**EXERCISE:**
Collect each line holding the string "Intensity".

==============================

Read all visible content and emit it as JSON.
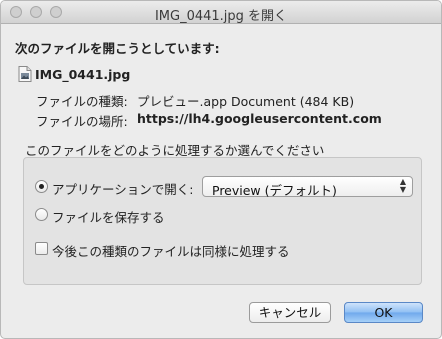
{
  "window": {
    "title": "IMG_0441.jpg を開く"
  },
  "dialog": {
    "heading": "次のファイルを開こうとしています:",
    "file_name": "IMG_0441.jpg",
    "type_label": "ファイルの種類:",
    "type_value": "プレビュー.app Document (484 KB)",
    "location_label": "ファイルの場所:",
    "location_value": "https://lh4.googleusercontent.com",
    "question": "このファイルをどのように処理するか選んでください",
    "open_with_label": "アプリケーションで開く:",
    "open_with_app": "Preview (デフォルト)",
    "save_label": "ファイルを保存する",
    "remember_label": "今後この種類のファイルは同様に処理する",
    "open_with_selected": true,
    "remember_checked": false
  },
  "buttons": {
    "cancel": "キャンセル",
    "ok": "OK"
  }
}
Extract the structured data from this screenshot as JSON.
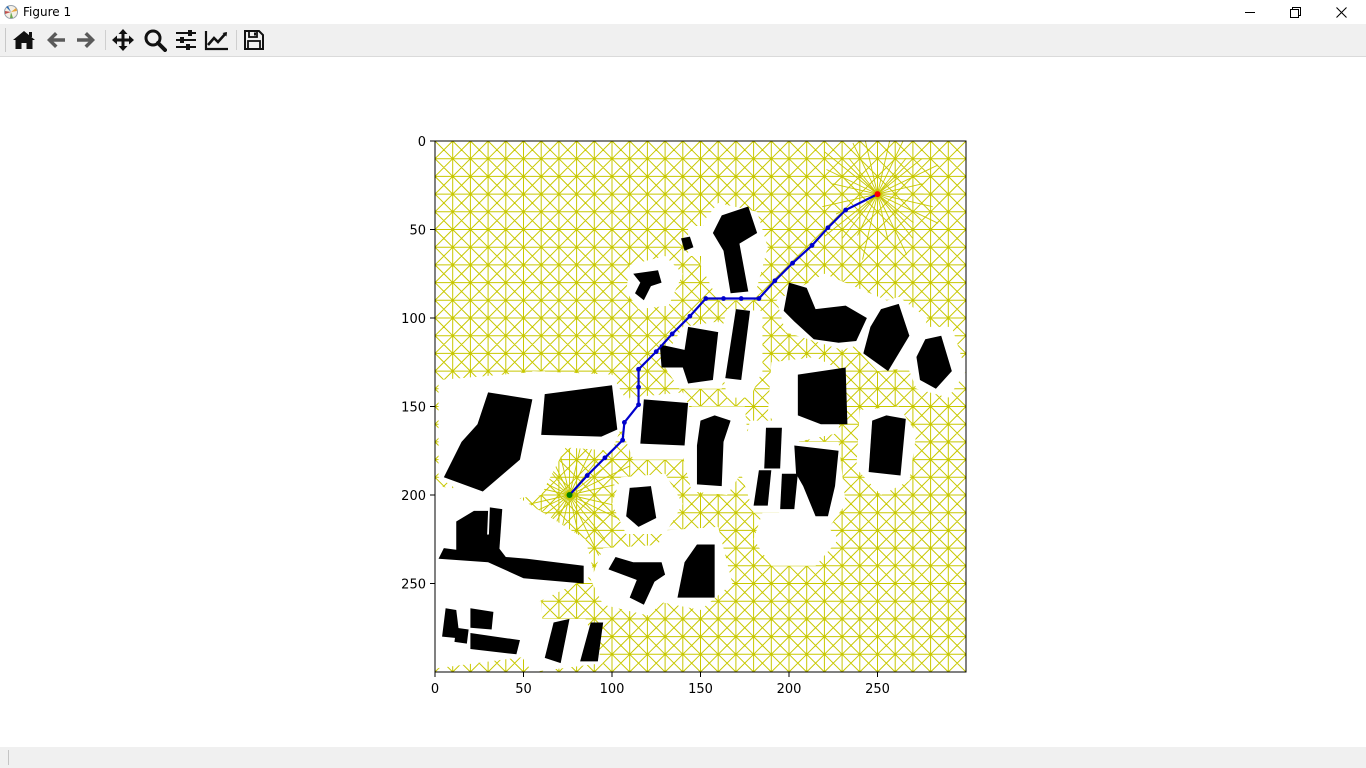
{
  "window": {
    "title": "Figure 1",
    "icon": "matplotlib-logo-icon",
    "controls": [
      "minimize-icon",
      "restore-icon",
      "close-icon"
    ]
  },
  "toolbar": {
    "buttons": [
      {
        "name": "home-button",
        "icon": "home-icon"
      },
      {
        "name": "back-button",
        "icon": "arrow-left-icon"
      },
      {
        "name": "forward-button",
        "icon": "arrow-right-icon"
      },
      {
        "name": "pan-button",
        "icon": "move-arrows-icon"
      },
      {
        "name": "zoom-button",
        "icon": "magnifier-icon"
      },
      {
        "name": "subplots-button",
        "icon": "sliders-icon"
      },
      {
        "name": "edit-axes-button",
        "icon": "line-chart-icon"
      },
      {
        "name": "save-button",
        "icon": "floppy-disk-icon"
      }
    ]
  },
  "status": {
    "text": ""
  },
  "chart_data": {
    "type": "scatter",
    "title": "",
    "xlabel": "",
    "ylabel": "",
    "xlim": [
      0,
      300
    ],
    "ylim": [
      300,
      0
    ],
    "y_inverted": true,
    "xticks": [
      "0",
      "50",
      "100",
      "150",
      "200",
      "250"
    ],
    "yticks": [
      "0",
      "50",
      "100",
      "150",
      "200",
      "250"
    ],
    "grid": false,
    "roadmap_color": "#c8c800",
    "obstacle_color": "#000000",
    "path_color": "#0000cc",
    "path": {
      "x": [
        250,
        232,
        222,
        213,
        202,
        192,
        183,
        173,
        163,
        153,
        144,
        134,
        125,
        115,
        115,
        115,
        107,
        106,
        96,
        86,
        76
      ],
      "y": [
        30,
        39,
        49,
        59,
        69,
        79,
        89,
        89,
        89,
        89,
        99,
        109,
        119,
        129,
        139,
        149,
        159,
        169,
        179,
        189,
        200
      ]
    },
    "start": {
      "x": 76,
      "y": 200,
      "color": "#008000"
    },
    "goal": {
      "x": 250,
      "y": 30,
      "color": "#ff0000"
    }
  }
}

==============================

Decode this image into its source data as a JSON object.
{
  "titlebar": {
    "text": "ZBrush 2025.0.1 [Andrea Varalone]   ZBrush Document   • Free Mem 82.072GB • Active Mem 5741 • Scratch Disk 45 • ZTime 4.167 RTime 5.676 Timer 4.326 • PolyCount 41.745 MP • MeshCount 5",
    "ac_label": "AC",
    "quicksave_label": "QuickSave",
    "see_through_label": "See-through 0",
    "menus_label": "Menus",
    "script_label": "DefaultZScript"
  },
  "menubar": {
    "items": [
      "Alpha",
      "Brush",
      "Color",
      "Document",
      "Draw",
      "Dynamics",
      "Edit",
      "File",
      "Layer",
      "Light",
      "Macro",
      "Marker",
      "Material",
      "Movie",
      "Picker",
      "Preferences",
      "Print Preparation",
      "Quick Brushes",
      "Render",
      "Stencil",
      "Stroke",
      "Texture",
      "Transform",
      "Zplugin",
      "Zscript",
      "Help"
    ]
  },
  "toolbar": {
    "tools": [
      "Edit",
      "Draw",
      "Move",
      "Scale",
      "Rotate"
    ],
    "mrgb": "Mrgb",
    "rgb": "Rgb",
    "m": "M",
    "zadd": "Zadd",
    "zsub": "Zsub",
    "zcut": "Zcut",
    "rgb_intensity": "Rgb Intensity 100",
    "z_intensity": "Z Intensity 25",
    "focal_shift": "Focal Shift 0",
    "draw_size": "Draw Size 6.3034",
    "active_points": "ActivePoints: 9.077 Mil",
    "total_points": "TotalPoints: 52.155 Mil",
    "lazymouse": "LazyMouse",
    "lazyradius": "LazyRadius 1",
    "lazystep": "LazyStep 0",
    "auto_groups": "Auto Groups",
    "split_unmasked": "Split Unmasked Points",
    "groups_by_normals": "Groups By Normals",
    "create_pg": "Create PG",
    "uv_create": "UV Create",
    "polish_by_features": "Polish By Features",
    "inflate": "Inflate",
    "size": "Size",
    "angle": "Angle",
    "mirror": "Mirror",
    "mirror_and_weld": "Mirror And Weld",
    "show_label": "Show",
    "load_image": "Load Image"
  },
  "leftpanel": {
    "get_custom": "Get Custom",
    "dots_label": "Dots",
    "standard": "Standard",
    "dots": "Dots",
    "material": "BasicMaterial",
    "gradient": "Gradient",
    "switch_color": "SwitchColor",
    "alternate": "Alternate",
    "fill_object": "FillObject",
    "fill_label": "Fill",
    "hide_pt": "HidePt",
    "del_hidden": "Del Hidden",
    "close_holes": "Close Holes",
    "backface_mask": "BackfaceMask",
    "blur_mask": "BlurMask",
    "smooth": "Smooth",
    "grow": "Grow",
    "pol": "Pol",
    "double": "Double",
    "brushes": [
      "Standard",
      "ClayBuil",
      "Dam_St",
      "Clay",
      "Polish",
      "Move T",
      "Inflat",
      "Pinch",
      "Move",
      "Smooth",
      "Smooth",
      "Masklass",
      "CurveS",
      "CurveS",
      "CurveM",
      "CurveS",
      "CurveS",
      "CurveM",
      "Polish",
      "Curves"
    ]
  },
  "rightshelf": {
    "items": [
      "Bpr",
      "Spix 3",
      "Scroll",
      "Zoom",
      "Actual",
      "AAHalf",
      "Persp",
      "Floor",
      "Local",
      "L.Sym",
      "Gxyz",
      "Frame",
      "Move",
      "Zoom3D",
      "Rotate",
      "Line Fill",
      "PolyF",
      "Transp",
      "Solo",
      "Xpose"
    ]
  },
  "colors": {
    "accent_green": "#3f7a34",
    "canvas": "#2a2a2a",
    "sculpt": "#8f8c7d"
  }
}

==============================

**TASK ANSWER:**
    "rgb_intensity": "Rgb Intensity 100",
    "z_intensity": "Z Intensity 25",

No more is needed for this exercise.